◆ JOB
Copy the listing verbatim, excluding any images found in it.

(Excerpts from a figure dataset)

====================

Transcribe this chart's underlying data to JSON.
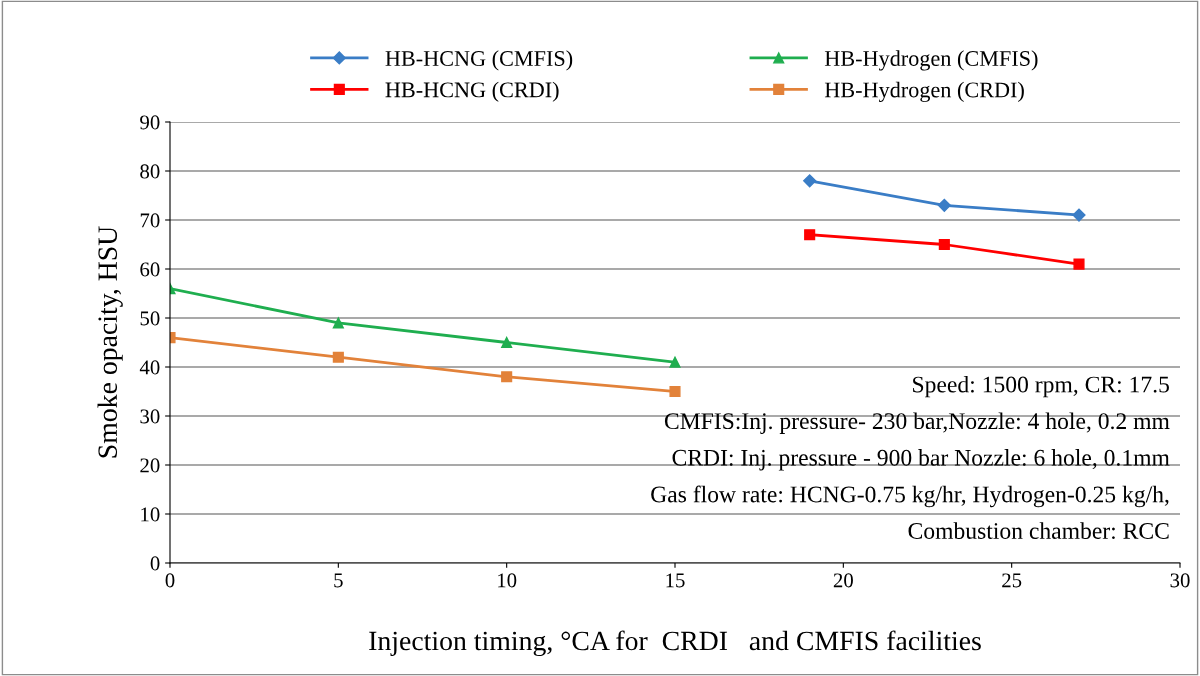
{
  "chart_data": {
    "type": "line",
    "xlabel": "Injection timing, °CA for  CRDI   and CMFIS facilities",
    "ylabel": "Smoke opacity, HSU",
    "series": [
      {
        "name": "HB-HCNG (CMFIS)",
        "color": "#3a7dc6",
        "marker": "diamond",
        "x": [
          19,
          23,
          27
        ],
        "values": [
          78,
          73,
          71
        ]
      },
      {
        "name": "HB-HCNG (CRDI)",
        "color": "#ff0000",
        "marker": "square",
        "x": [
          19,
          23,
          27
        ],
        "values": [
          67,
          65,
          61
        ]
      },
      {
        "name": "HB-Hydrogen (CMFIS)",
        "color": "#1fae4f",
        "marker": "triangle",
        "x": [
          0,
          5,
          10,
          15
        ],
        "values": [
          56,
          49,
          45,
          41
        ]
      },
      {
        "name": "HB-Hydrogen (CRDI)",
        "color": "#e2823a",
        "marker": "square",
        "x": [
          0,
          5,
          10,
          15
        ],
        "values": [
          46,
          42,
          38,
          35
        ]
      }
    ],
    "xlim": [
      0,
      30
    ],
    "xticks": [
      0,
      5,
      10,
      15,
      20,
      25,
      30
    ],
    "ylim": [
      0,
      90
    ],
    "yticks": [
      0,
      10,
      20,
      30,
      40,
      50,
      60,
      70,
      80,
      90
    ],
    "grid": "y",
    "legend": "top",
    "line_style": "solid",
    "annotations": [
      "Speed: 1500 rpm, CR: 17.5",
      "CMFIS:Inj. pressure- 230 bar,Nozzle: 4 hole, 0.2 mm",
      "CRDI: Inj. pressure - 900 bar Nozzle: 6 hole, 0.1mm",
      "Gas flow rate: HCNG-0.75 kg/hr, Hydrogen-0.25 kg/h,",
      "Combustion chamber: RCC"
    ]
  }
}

====================

◆ OUTPUT
Transcribe this chart's underlying data to JSON.
{
  "chart_data": {
    "type": "line",
    "xlabel": "Injection timing, °CA for  CRDI   and CMFIS facilities",
    "ylabel": "Smoke opacity, HSU",
    "series": [
      {
        "name": "HB-HCNG (CMFIS)",
        "color": "#3a7dc6",
        "marker": "diamond",
        "x": [
          19,
          23,
          27
        ],
        "values": [
          78,
          73,
          71
        ]
      },
      {
        "name": "HB-HCNG (CRDI)",
        "color": "#ff0000",
        "marker": "square",
        "x": [
          19,
          23,
          27
        ],
        "values": [
          67,
          65,
          61
        ]
      },
      {
        "name": "HB-Hydrogen (CMFIS)",
        "color": "#1fae4f",
        "marker": "triangle",
        "x": [
          0,
          5,
          10,
          15
        ],
        "values": [
          56,
          49,
          45,
          41
        ]
      },
      {
        "name": "HB-Hydrogen (CRDI)",
        "color": "#e2823a",
        "marker": "square",
        "x": [
          0,
          5,
          10,
          15
        ],
        "values": [
          46,
          42,
          38,
          35
        ]
      }
    ],
    "xlim": [
      0,
      30
    ],
    "xticks": [
      0,
      5,
      10,
      15,
      20,
      25,
      30
    ],
    "ylim": [
      0,
      90
    ],
    "yticks": [
      0,
      10,
      20,
      30,
      40,
      50,
      60,
      70,
      80,
      90
    ],
    "grid": "y",
    "legend": "top",
    "line_style": "solid",
    "annotations": [
      "Speed: 1500 rpm, CR: 17.5",
      "CMFIS:Inj. pressure- 230 bar,Nozzle: 4 hole, 0.2 mm",
      "CRDI: Inj. pressure - 900 bar Nozzle: 6 hole, 0.1mm",
      "Gas flow rate: HCNG-0.75 kg/hr, Hydrogen-0.25 kg/h,",
      "Combustion chamber: RCC"
    ]
  }
}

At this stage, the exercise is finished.